# Task details
Set down each record below precisely, skipping the pictures.

# Data for this task
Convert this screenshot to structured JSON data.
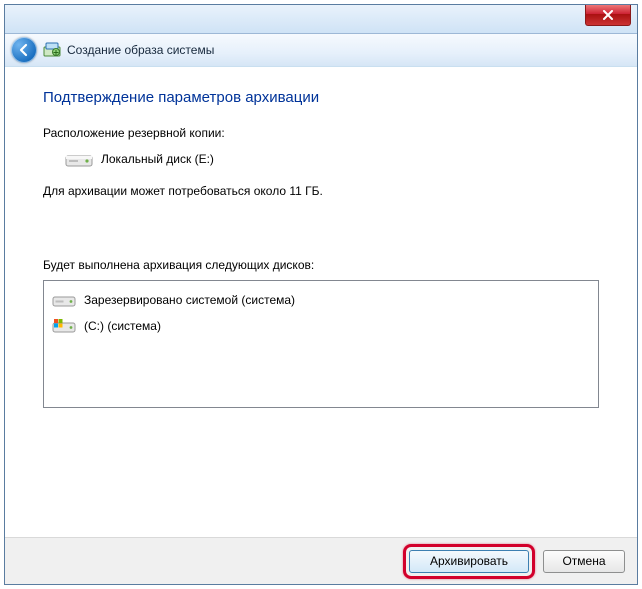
{
  "window": {
    "title": "Создание образа системы"
  },
  "page": {
    "heading": "Подтверждение параметров архивации",
    "location_label": "Расположение резервной копии:",
    "destination": "Локальный диск (E:)",
    "size_note": "Для архивации может потребоваться около 11 ГБ.",
    "drives_label": "Будет выполнена архивация следующих дисков:",
    "drives": [
      {
        "label": "Зарезервировано системой (система)",
        "icon": "hdd"
      },
      {
        "label": "(C:) (система)",
        "icon": "windrive"
      }
    ]
  },
  "footer": {
    "primary": "Архивировать",
    "cancel": "Отмена"
  },
  "icons": {
    "back": "back-arrow",
    "close": "close-x",
    "app": "backup-wizard"
  }
}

# Worked answer
Convert this screenshot to structured JSON data.
{
  "window": {
    "title": "Создание образа системы"
  },
  "page": {
    "heading": "Подтверждение параметров архивации",
    "location_label": "Расположение резервной копии:",
    "destination": "Локальный диск (E:)",
    "size_note": "Для архивации может потребоваться около 11 ГБ.",
    "drives_label": "Будет выполнена архивация следующих дисков:",
    "drives": [
      {
        "label": "Зарезервировано системой (система)",
        "icon": "hdd"
      },
      {
        "label": "(C:) (система)",
        "icon": "windrive"
      }
    ]
  },
  "footer": {
    "primary": "Архивировать",
    "cancel": "Отмена"
  },
  "icons": {
    "back": "back-arrow",
    "close": "close-x",
    "app": "backup-wizard"
  }
}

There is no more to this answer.